▸ **Instructions for the task**:
Omit the images, then output each of the records below exactly.

▸ **Dataset entries**:
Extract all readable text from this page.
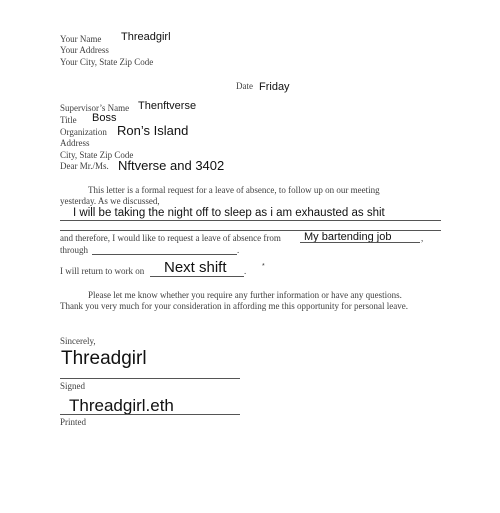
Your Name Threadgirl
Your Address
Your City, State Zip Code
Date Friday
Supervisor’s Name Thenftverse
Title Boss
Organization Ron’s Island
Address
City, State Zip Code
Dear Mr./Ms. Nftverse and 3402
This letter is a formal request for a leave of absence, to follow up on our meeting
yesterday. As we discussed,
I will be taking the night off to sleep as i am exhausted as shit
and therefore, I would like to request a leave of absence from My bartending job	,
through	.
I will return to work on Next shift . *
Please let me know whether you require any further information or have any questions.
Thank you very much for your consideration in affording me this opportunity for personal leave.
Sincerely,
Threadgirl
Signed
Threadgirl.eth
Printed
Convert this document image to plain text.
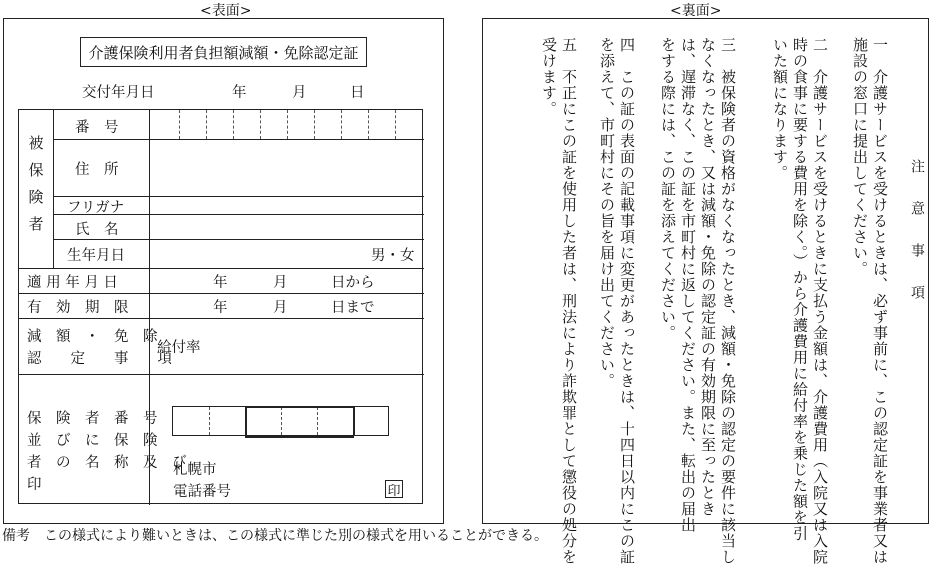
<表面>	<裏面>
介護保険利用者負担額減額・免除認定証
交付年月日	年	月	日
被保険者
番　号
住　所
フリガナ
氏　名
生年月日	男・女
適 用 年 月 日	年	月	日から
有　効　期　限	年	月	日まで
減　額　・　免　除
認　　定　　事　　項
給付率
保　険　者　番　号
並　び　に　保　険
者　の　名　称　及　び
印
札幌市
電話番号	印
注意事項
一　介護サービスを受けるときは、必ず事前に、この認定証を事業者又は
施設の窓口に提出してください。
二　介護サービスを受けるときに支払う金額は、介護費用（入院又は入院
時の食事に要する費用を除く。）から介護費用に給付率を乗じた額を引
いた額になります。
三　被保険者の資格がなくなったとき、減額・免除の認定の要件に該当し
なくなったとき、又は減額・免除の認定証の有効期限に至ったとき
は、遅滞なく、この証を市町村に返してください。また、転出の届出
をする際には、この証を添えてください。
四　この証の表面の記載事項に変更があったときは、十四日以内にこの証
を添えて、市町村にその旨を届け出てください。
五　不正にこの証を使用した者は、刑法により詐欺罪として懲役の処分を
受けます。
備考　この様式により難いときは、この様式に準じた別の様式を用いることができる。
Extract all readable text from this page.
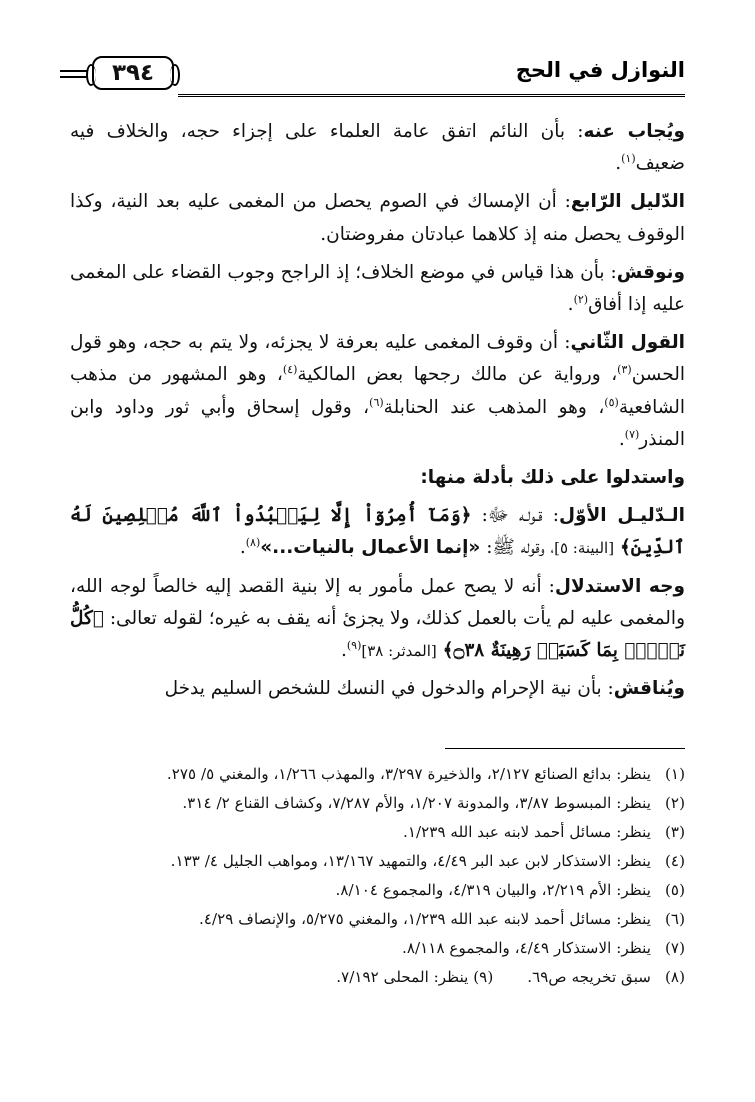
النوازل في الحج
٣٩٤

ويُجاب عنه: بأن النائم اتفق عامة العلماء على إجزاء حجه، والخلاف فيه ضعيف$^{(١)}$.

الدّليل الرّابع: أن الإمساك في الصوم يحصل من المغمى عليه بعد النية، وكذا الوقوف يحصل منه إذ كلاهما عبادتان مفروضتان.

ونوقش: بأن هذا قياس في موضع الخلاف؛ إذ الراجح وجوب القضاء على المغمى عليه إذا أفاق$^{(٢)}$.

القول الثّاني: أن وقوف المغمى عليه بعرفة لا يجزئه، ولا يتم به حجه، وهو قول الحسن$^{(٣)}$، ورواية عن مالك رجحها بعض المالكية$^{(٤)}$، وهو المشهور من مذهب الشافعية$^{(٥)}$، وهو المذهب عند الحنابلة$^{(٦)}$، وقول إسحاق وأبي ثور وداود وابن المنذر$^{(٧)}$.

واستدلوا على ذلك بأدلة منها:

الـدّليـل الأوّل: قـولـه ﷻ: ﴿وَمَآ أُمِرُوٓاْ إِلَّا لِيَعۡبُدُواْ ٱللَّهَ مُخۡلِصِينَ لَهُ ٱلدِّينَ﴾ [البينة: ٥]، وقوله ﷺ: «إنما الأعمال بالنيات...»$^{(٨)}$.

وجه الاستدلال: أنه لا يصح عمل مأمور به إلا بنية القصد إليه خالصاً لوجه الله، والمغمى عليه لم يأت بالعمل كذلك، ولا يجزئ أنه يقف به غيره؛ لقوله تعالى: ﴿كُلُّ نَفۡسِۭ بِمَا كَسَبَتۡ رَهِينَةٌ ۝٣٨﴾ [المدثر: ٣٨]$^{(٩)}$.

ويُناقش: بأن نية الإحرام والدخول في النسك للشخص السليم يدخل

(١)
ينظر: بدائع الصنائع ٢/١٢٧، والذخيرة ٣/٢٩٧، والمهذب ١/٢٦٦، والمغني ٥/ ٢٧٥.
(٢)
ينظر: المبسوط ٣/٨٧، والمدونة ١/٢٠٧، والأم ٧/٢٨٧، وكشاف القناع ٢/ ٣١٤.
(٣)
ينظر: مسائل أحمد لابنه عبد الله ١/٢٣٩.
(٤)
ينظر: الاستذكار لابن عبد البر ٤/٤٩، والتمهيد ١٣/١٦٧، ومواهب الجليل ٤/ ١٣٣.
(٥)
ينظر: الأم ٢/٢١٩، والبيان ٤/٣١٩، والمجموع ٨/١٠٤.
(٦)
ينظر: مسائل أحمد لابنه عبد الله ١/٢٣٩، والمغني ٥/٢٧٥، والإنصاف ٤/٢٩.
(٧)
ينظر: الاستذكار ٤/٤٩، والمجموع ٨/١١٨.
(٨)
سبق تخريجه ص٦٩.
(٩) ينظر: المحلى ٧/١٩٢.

▸ **Completed exercise**:
Extract all readable text from this page.
Your Name Threadgirl
Your Address
Your City, State Zip Code
Date Friday
Supervisor’s Name Thenftverse
Title Boss
Organization Ron’s Island
Address
City, State Zip Code
Dear Mr./Ms. Nftverse and 3402
This letter is a formal request for a leave of absence, to follow up on our meeting
yesterday. As we discussed,
I will be taking the night off to sleep as i am exhausted as shit
and therefore, I would like to request a leave of absence from My bartending job	,
through	.
I will return to work on Next shift . *
Please let me know whether you require any further information or have any questions.
Thank you very much for your consideration in affording me this opportunity for personal leave.
Sincerely,
Threadgirl
Signed
Threadgirl.eth
Printed
Convert this document image to plain text.
<表面>	<裏面>
介護保険利用者負担額減額・免除認定証
交付年月日	年	月	日
被保険者
番　号
住　所
フリガナ
氏　名
生年月日	男・女
適 用 年 月 日	年	月	日から
有　効　期　限	年	月	日まで
減　額　・　免　除
認　　定　　事　　項
給付率
保　険　者　番　号
並　び　に　保　険
者　の　名　称　及　び
印
札幌市
電話番号	印
注意事項
一　介護サービスを受けるときは、必ず事前に、この認定証を事業者又は
施設の窓口に提出してください。
二　介護サービスを受けるときに支払う金額は、介護費用（入院又は入院
時の食事に要する費用を除く。）から介護費用に給付率を乗じた額を引
いた額になります。
三　被保険者の資格がなくなったとき、減額・免除の認定の要件に該当し
なくなったとき、又は減額・免除の認定証の有効期限に至ったとき
は、遅滞なく、この証を市町村に返してください。また、転出の届出
をする際には、この証を添えてください。
四　この証の表面の記載事項に変更があったときは、十四日以内にこの証
を添えて、市町村にその旨を届け出てください。
五　不正にこの証を使用した者は、刑法により詐欺罪として懲役の処分を
受けます。
備考　この様式により難いときは、この様式に準じた別の様式を用いることができる。
Extract all readable text from this page.
النوازل في الحج
٣٩٤

ويُجاب عنه: بأن النائم اتفق عامة العلماء على إجزاء حجه، والخلاف فيه ضعيف$^{(١)}$.

الدّليل الرّابع: أن الإمساك في الصوم يحصل من المغمى عليه بعد النية، وكذا الوقوف يحصل منه إذ كلاهما عبادتان مفروضتان.

ونوقش: بأن هذا قياس في موضع الخلاف؛ إذ الراجح وجوب القضاء على المغمى عليه إذا أفاق$^{(٢)}$.

القول الثّاني: أن وقوف المغمى عليه بعرفة لا يجزئه، ولا يتم به حجه، وهو قول الحسن$^{(٣)}$، ورواية عن مالك رجحها بعض المالكية$^{(٤)}$، وهو المشهور من مذهب الشافعية$^{(٥)}$، وهو المذهب عند الحنابلة$^{(٦)}$، وقول إسحاق وأبي ثور وداود وابن المنذر$^{(٧)}$.

واستدلوا على ذلك بأدلة منها:

الـدّليـل الأوّل: قـولـه ﷻ: ﴿وَمَآ أُمِرُوٓاْ إِلَّا لِيَعۡبُدُواْ ٱللَّهَ مُخۡلِصِينَ لَهُ ٱلدِّينَ﴾ [البينة: ٥]، وقوله ﷺ: «إنما الأعمال بالنيات...»$^{(٨)}$.

وجه الاستدلال: أنه لا يصح عمل مأمور به إلا بنية القصد إليه خالصاً لوجه الله، والمغمى عليه لم يأت بالعمل كذلك، ولا يجزئ أنه يقف به غيره؛ لقوله تعالى: ﴿كُلُّ نَفۡسِۭ بِمَا كَسَبَتۡ رَهِينَةٌ ۝٣٨﴾ [المدثر: ٣٨]$^{(٩)}$.

ويُناقش: بأن نية الإحرام والدخول في النسك للشخص السليم يدخل

(١)
ينظر: بدائع الصنائع ٢/١٢٧، والذخيرة ٣/٢٩٧، والمهذب ١/٢٦٦، والمغني ٥/ ٢٧٥.
(٢)
ينظر: المبسوط ٣/٨٧، والمدونة ١/٢٠٧، والأم ٧/٢٨٧، وكشاف القناع ٢/ ٣١٤.
(٣)
ينظر: مسائل أحمد لابنه عبد الله ١/٢٣٩.
(٤)
ينظر: الاستذكار لابن عبد البر ٤/٤٩، والتمهيد ١٣/١٦٧، ومواهب الجليل ٤/ ١٣٣.
(٥)
ينظر: الأم ٢/٢١٩، والبيان ٤/٣١٩، والمجموع ٨/١٠٤.
(٦)
ينظر: مسائل أحمد لابنه عبد الله ١/٢٣٩، والمغني ٥/٢٧٥، والإنصاف ٤/٢٩.
(٧)
ينظر: الاستذكار ٤/٤٩، والمجموع ٨/١١٨.
(٨)
سبق تخريجه ص٦٩.
(٩) ينظر: المحلى ٧/١٩٢.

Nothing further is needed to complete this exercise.